INSTRUCTIONS FOR THE TASK: Reproduce each line of the material exactly, minus any picture.

BEGIN INPUT DATA

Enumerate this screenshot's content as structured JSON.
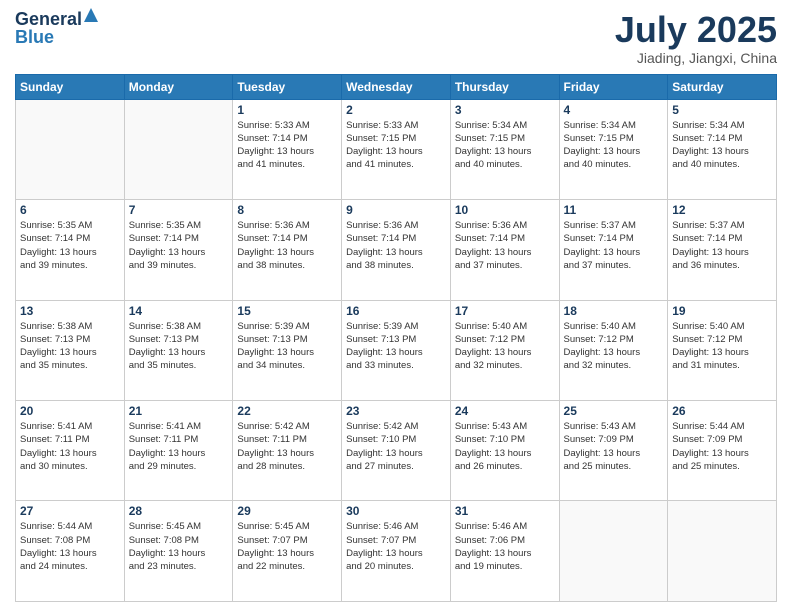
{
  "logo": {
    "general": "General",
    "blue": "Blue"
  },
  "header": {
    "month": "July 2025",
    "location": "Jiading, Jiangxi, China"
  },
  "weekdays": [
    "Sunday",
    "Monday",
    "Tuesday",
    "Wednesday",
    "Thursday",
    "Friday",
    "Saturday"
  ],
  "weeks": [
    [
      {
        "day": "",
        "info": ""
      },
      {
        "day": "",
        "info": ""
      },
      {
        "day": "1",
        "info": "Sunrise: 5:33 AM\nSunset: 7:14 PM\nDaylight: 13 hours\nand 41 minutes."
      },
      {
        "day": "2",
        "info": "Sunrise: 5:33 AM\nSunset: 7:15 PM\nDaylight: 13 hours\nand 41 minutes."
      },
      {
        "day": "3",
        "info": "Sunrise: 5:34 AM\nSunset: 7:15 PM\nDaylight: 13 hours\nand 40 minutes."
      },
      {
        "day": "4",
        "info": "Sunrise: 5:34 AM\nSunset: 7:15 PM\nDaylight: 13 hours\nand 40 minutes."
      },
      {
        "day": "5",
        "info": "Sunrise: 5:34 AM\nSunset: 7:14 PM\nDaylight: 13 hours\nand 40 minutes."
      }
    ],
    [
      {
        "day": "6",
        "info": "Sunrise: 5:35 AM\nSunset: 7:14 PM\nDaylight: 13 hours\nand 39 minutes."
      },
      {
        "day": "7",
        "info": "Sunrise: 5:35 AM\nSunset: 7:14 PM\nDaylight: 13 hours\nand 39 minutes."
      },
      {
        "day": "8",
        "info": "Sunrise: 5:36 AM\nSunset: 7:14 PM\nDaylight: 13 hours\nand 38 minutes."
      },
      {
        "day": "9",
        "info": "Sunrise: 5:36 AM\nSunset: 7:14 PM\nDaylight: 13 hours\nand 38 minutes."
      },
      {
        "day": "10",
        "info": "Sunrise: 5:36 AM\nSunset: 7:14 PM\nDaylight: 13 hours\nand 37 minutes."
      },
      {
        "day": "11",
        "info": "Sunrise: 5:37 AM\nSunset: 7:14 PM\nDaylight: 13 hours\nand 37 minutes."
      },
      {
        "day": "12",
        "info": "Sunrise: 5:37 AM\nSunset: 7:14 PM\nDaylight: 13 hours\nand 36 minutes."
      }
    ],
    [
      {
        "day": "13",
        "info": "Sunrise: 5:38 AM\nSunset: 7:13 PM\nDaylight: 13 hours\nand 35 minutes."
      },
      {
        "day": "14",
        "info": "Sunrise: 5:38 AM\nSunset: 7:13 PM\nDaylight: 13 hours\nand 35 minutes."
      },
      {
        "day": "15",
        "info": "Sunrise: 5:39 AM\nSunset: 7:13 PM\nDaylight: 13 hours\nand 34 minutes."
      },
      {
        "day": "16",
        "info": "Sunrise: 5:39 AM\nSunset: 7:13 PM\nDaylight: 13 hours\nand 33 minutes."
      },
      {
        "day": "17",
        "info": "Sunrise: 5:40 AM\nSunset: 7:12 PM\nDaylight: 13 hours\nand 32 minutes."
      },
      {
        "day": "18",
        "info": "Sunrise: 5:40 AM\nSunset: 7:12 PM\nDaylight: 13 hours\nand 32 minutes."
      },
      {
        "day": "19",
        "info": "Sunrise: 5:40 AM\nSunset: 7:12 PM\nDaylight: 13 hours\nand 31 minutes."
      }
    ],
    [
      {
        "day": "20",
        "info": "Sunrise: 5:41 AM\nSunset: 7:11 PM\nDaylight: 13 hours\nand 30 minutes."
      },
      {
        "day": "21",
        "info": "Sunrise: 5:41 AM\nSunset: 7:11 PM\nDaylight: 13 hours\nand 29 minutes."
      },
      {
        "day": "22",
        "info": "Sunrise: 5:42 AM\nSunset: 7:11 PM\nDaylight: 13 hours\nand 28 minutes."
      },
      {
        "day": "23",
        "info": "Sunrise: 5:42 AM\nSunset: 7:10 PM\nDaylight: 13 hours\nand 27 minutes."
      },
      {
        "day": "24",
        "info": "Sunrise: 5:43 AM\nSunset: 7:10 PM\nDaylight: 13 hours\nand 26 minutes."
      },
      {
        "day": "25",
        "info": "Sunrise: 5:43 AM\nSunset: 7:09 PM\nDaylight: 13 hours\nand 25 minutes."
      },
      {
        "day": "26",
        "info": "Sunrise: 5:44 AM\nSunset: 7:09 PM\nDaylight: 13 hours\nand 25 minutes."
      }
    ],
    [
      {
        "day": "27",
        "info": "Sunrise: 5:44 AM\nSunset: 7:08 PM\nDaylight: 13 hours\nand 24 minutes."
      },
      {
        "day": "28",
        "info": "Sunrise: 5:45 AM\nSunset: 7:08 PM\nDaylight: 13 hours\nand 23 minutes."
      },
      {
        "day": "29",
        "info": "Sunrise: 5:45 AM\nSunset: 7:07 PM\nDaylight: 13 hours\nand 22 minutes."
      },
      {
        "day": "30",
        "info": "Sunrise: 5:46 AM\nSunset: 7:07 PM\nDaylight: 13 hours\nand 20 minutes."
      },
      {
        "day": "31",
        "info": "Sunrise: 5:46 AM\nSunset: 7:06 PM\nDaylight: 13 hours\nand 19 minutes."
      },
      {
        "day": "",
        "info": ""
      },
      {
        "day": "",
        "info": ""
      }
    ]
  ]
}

END INPUT DATA

IN RESPONSE:
Enumerate this screenshot's content as structured JSON.
{
  "logo": {
    "general": "General",
    "blue": "Blue"
  },
  "header": {
    "month": "July 2025",
    "location": "Jiading, Jiangxi, China"
  },
  "weekdays": [
    "Sunday",
    "Monday",
    "Tuesday",
    "Wednesday",
    "Thursday",
    "Friday",
    "Saturday"
  ],
  "weeks": [
    [
      {
        "day": "",
        "info": ""
      },
      {
        "day": "",
        "info": ""
      },
      {
        "day": "1",
        "info": "Sunrise: 5:33 AM\nSunset: 7:14 PM\nDaylight: 13 hours\nand 41 minutes."
      },
      {
        "day": "2",
        "info": "Sunrise: 5:33 AM\nSunset: 7:15 PM\nDaylight: 13 hours\nand 41 minutes."
      },
      {
        "day": "3",
        "info": "Sunrise: 5:34 AM\nSunset: 7:15 PM\nDaylight: 13 hours\nand 40 minutes."
      },
      {
        "day": "4",
        "info": "Sunrise: 5:34 AM\nSunset: 7:15 PM\nDaylight: 13 hours\nand 40 minutes."
      },
      {
        "day": "5",
        "info": "Sunrise: 5:34 AM\nSunset: 7:14 PM\nDaylight: 13 hours\nand 40 minutes."
      }
    ],
    [
      {
        "day": "6",
        "info": "Sunrise: 5:35 AM\nSunset: 7:14 PM\nDaylight: 13 hours\nand 39 minutes."
      },
      {
        "day": "7",
        "info": "Sunrise: 5:35 AM\nSunset: 7:14 PM\nDaylight: 13 hours\nand 39 minutes."
      },
      {
        "day": "8",
        "info": "Sunrise: 5:36 AM\nSunset: 7:14 PM\nDaylight: 13 hours\nand 38 minutes."
      },
      {
        "day": "9",
        "info": "Sunrise: 5:36 AM\nSunset: 7:14 PM\nDaylight: 13 hours\nand 38 minutes."
      },
      {
        "day": "10",
        "info": "Sunrise: 5:36 AM\nSunset: 7:14 PM\nDaylight: 13 hours\nand 37 minutes."
      },
      {
        "day": "11",
        "info": "Sunrise: 5:37 AM\nSunset: 7:14 PM\nDaylight: 13 hours\nand 37 minutes."
      },
      {
        "day": "12",
        "info": "Sunrise: 5:37 AM\nSunset: 7:14 PM\nDaylight: 13 hours\nand 36 minutes."
      }
    ],
    [
      {
        "day": "13",
        "info": "Sunrise: 5:38 AM\nSunset: 7:13 PM\nDaylight: 13 hours\nand 35 minutes."
      },
      {
        "day": "14",
        "info": "Sunrise: 5:38 AM\nSunset: 7:13 PM\nDaylight: 13 hours\nand 35 minutes."
      },
      {
        "day": "15",
        "info": "Sunrise: 5:39 AM\nSunset: 7:13 PM\nDaylight: 13 hours\nand 34 minutes."
      },
      {
        "day": "16",
        "info": "Sunrise: 5:39 AM\nSunset: 7:13 PM\nDaylight: 13 hours\nand 33 minutes."
      },
      {
        "day": "17",
        "info": "Sunrise: 5:40 AM\nSunset: 7:12 PM\nDaylight: 13 hours\nand 32 minutes."
      },
      {
        "day": "18",
        "info": "Sunrise: 5:40 AM\nSunset: 7:12 PM\nDaylight: 13 hours\nand 32 minutes."
      },
      {
        "day": "19",
        "info": "Sunrise: 5:40 AM\nSunset: 7:12 PM\nDaylight: 13 hours\nand 31 minutes."
      }
    ],
    [
      {
        "day": "20",
        "info": "Sunrise: 5:41 AM\nSunset: 7:11 PM\nDaylight: 13 hours\nand 30 minutes."
      },
      {
        "day": "21",
        "info": "Sunrise: 5:41 AM\nSunset: 7:11 PM\nDaylight: 13 hours\nand 29 minutes."
      },
      {
        "day": "22",
        "info": "Sunrise: 5:42 AM\nSunset: 7:11 PM\nDaylight: 13 hours\nand 28 minutes."
      },
      {
        "day": "23",
        "info": "Sunrise: 5:42 AM\nSunset: 7:10 PM\nDaylight: 13 hours\nand 27 minutes."
      },
      {
        "day": "24",
        "info": "Sunrise: 5:43 AM\nSunset: 7:10 PM\nDaylight: 13 hours\nand 26 minutes."
      },
      {
        "day": "25",
        "info": "Sunrise: 5:43 AM\nSunset: 7:09 PM\nDaylight: 13 hours\nand 25 minutes."
      },
      {
        "day": "26",
        "info": "Sunrise: 5:44 AM\nSunset: 7:09 PM\nDaylight: 13 hours\nand 25 minutes."
      }
    ],
    [
      {
        "day": "27",
        "info": "Sunrise: 5:44 AM\nSunset: 7:08 PM\nDaylight: 13 hours\nand 24 minutes."
      },
      {
        "day": "28",
        "info": "Sunrise: 5:45 AM\nSunset: 7:08 PM\nDaylight: 13 hours\nand 23 minutes."
      },
      {
        "day": "29",
        "info": "Sunrise: 5:45 AM\nSunset: 7:07 PM\nDaylight: 13 hours\nand 22 minutes."
      },
      {
        "day": "30",
        "info": "Sunrise: 5:46 AM\nSunset: 7:07 PM\nDaylight: 13 hours\nand 20 minutes."
      },
      {
        "day": "31",
        "info": "Sunrise: 5:46 AM\nSunset: 7:06 PM\nDaylight: 13 hours\nand 19 minutes."
      },
      {
        "day": "",
        "info": ""
      },
      {
        "day": "",
        "info": ""
      }
    ]
  ]
}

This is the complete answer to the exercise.